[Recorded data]
== == ==

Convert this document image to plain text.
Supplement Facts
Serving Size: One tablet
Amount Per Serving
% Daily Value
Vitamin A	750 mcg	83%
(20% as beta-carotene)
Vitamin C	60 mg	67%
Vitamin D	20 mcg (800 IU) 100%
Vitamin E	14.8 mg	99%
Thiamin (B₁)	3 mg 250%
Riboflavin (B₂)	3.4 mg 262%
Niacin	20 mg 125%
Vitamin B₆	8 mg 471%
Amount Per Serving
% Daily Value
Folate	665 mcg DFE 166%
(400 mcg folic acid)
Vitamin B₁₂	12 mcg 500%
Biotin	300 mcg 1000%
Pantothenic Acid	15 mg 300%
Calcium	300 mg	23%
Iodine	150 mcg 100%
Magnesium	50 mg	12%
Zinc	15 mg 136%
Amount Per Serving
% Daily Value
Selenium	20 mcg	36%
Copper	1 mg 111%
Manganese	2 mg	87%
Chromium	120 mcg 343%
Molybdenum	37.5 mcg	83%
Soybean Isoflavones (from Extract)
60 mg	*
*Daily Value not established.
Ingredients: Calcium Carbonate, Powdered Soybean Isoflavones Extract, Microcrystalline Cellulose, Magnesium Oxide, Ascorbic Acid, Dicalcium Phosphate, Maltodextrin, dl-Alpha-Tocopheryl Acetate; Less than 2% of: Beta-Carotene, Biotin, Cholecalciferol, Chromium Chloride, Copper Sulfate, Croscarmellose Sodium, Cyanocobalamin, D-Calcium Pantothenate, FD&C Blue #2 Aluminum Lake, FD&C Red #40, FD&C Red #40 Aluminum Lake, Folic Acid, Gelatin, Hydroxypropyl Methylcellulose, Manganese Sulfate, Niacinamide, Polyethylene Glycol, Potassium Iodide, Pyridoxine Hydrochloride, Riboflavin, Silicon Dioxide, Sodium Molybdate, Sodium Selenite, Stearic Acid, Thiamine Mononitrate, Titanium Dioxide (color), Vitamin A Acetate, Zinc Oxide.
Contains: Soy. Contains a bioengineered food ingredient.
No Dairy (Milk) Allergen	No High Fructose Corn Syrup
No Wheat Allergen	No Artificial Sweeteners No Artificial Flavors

== == ==

(Your objective) Copy out every line with the word "Allergen".

(Solution to this exercise)
No Dairy (Milk) Allergen	No High Fructose Corn Syrup
No Wheat Allergen	No Artificial Sweeteners No Artificial Flavors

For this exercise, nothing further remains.